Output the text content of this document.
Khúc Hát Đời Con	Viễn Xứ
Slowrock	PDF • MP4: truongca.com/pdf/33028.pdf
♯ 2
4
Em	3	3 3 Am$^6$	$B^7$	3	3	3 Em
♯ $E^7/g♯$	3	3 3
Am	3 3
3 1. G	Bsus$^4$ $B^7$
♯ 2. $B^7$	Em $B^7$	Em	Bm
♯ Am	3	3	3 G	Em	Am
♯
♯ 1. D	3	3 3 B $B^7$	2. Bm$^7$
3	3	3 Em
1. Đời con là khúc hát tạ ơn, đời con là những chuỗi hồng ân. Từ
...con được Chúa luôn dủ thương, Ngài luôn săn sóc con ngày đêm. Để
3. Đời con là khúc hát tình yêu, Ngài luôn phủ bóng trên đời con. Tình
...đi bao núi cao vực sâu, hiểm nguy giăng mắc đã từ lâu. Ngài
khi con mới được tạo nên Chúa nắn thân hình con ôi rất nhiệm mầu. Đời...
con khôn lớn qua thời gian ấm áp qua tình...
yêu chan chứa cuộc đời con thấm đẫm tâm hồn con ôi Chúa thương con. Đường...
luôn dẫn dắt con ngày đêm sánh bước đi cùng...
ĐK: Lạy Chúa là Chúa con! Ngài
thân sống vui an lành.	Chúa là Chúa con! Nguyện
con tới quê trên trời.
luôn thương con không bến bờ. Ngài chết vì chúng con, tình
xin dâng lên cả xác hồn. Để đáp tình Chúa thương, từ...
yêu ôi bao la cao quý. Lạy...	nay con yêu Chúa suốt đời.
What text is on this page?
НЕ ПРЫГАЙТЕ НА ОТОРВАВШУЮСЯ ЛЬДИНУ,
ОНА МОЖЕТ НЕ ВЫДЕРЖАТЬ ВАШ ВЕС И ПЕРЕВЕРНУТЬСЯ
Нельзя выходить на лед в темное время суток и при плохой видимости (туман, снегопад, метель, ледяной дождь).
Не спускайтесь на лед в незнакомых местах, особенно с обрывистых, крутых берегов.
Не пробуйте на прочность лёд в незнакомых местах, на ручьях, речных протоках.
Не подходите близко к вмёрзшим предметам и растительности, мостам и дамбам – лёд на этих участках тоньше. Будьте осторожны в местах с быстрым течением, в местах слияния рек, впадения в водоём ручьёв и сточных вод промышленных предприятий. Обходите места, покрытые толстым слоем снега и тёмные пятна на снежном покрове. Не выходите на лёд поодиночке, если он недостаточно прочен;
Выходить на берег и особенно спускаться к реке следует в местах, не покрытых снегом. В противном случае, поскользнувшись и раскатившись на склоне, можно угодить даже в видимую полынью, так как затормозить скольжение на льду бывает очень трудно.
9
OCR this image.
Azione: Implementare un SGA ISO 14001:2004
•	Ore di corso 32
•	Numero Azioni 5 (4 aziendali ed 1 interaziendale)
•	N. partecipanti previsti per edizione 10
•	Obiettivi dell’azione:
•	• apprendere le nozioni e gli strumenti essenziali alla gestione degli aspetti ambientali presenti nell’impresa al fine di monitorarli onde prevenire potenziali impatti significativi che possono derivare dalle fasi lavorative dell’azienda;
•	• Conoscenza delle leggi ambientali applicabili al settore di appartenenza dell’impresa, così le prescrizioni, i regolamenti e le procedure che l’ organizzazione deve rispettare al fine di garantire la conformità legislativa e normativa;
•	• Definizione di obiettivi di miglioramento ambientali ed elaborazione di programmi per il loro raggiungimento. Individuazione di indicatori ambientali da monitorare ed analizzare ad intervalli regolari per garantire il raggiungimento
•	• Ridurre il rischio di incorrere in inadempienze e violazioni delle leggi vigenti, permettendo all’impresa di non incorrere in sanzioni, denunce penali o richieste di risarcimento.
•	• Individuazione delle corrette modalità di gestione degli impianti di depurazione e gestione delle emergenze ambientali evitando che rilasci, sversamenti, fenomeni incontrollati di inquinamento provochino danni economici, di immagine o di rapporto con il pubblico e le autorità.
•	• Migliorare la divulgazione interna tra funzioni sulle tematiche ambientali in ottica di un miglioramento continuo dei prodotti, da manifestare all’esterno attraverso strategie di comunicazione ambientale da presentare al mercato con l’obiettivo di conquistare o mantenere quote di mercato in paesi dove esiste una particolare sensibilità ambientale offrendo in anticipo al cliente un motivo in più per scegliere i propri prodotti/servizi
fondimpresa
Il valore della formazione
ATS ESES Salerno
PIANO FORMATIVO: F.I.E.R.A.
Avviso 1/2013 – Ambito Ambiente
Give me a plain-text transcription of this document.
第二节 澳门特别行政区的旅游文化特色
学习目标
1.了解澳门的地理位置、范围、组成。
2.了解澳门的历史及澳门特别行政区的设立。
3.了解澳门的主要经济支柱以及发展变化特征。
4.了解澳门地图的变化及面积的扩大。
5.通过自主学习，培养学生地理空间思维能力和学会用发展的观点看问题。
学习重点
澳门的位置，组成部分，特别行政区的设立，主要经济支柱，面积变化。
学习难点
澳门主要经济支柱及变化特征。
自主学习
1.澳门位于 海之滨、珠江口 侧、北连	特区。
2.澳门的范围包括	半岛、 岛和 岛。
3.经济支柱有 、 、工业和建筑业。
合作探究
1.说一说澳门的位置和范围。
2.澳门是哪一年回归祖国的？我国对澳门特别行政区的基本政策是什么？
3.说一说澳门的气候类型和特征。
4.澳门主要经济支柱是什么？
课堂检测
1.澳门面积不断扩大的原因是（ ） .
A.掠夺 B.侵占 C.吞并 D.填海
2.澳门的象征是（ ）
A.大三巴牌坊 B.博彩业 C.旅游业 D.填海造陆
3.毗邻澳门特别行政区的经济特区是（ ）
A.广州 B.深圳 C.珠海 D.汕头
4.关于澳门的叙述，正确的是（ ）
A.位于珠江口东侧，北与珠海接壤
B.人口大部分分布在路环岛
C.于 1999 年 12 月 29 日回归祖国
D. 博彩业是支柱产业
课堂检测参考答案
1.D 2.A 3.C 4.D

Exercise aim ▸ Print the material verbatim, all of it.

Correct result ▸
Output the text content of this document.
Khúc Hát Đời Con	Viễn Xứ
Slowrock	PDF • MP4: truongca.com/pdf/33028.pdf
♯ 2
4
Em	3	3 3 Am$^6$	$B^7$	3	3	3 Em
♯ $E^7/g♯$	3	3 3
Am	3 3
3 1. G	Bsus$^4$ $B^7$
♯ 2. $B^7$	Em $B^7$	Em	Bm
♯ Am	3	3	3 G	Em	Am
♯
♯ 1. D	3	3 3 B $B^7$	2. Bm$^7$
3	3	3 Em
1. Đời con là khúc hát tạ ơn, đời con là những chuỗi hồng ân. Từ
...con được Chúa luôn dủ thương, Ngài luôn săn sóc con ngày đêm. Để
3. Đời con là khúc hát tình yêu, Ngài luôn phủ bóng trên đời con. Tình
...đi bao núi cao vực sâu, hiểm nguy giăng mắc đã từ lâu. Ngài
khi con mới được tạo nên Chúa nắn thân hình con ôi rất nhiệm mầu. Đời...
con khôn lớn qua thời gian ấm áp qua tình...
yêu chan chứa cuộc đời con thấm đẫm tâm hồn con ôi Chúa thương con. Đường...
luôn dẫn dắt con ngày đêm sánh bước đi cùng...
ĐK: Lạy Chúa là Chúa con! Ngài
thân sống vui an lành.	Chúa là Chúa con! Nguyện
con tới quê trên trời.
luôn thương con không bến bờ. Ngài chết vì chúng con, tình
xin dâng lên cả xác hồn. Để đáp tình Chúa thương, từ...
yêu ôi bao la cao quý. Lạy...	nay con yêu Chúa suốt đời.
What text is on this page?
НЕ ПРЫГАЙТЕ НА ОТОРВАВШУЮСЯ ЛЬДИНУ,
ОНА МОЖЕТ НЕ ВЫДЕРЖАТЬ ВАШ ВЕС И ПЕРЕВЕРНУТЬСЯ
Нельзя выходить на лед в темное время суток и при плохой видимости (туман, снегопад, метель, ледяной дождь).
Не спускайтесь на лед в незнакомых местах, особенно с обрывистых, крутых берегов.
Не пробуйте на прочность лёд в незнакомых местах, на ручьях, речных протоках.
Не подходите близко к вмёрзшим предметам и растительности, мостам и дамбам – лёд на этих участках тоньше. Будьте осторожны в местах с быстрым течением, в местах слияния рек, впадения в водоём ручьёв и сточных вод промышленных предприятий. Обходите места, покрытые толстым слоем снега и тёмные пятна на снежном покрове. Не выходите на лёд поодиночке, если он недостаточно прочен;
Выходить на берег и особенно спускаться к реке следует в местах, не покрытых снегом. В противном случае, поскользнувшись и раскатившись на склоне, можно угодить даже в видимую полынью, так как затормозить скольжение на льду бывает очень трудно.
9
OCR this image.
Azione: Implementare un SGA ISO 14001:2004
•	Ore di corso 32
•	Numero Azioni 5 (4 aziendali ed 1 interaziendale)
•	N. partecipanti previsti per edizione 10
•	Obiettivi dell’azione:
•	• apprendere le nozioni e gli strumenti essenziali alla gestione degli aspetti ambientali presenti nell’impresa al fine di monitorarli onde prevenire potenziali impatti significativi che possono derivare dalle fasi lavorative dell’azienda;
•	• Conoscenza delle leggi ambientali applicabili al settore di appartenenza dell’impresa, così le prescrizioni, i regolamenti e le procedure che l’ organizzazione deve rispettare al fine di garantire la conformità legislativa e normativa;
•	• Definizione di obiettivi di miglioramento ambientali ed elaborazione di programmi per il loro raggiungimento. Individuazione di indicatori ambientali da monitorare ed analizzare ad intervalli regolari per garantire il raggiungimento
•	• Ridurre il rischio di incorrere in inadempienze e violazioni delle leggi vigenti, permettendo all’impresa di non incorrere in sanzioni, denunce penali o richieste di risarcimento.
•	• Individuazione delle corrette modalità di gestione degli impianti di depurazione e gestione delle emergenze ambientali evitando che rilasci, sversamenti, fenomeni incontrollati di inquinamento provochino danni economici, di immagine o di rapporto con il pubblico e le autorità.
•	• Migliorare la divulgazione interna tra funzioni sulle tematiche ambientali in ottica di un miglioramento continuo dei prodotti, da manifestare all’esterno attraverso strategie di comunicazione ambientale da presentare al mercato con l’obiettivo di conquistare o mantenere quote di mercato in paesi dove esiste una particolare sensibilità ambientale offrendo in anticipo al cliente un motivo in più per scegliere i propri prodotti/servizi
fondimpresa
Il valore della formazione
ATS ESES Salerno
PIANO FORMATIVO: F.I.E.R.A.
Avviso 1/2013 – Ambito Ambiente
Give me a plain-text transcription of this document.
第二节 澳门特别行政区的旅游文化特色
学习目标
1.了解澳门的地理位置、范围、组成。
2.了解澳门的历史及澳门特别行政区的设立。
3.了解澳门的主要经济支柱以及发展变化特征。
4.了解澳门地图的变化及面积的扩大。
5.通过自主学习，培养学生地理空间思维能力和学会用发展的观点看问题。
学习重点
澳门的位置，组成部分，特别行政区的设立，主要经济支柱，面积变化。
学习难点
澳门主要经济支柱及变化特征。
自主学习
1.澳门位于 海之滨、珠江口 侧、北连	特区。
2.澳门的范围包括	半岛、 岛和 岛。
3.经济支柱有 、 、工业和建筑业。
合作探究
1.说一说澳门的位置和范围。
2.澳门是哪一年回归祖国的？我国对澳门特别行政区的基本政策是什么？
3.说一说澳门的气候类型和特征。
4.澳门主要经济支柱是什么？
课堂检测
1.澳门面积不断扩大的原因是（ ） .
A.掠夺 B.侵占 C.吞并 D.填海
2.澳门的象征是（ ）
A.大三巴牌坊 B.博彩业 C.旅游业 D.填海造陆
3.毗邻澳门特别行政区的经济特区是（ ）
A.广州 B.深圳 C.珠海 D.汕头
4.关于澳门的叙述，正确的是（ ）
A.位于珠江口东侧，北与珠海接壤
B.人口大部分分布在路环岛
C.于 1999 年 12 月 29 日回归祖国
D. 博彩业是支柱产业
课堂检测参考答案
1.D 2.A 3.C 4.D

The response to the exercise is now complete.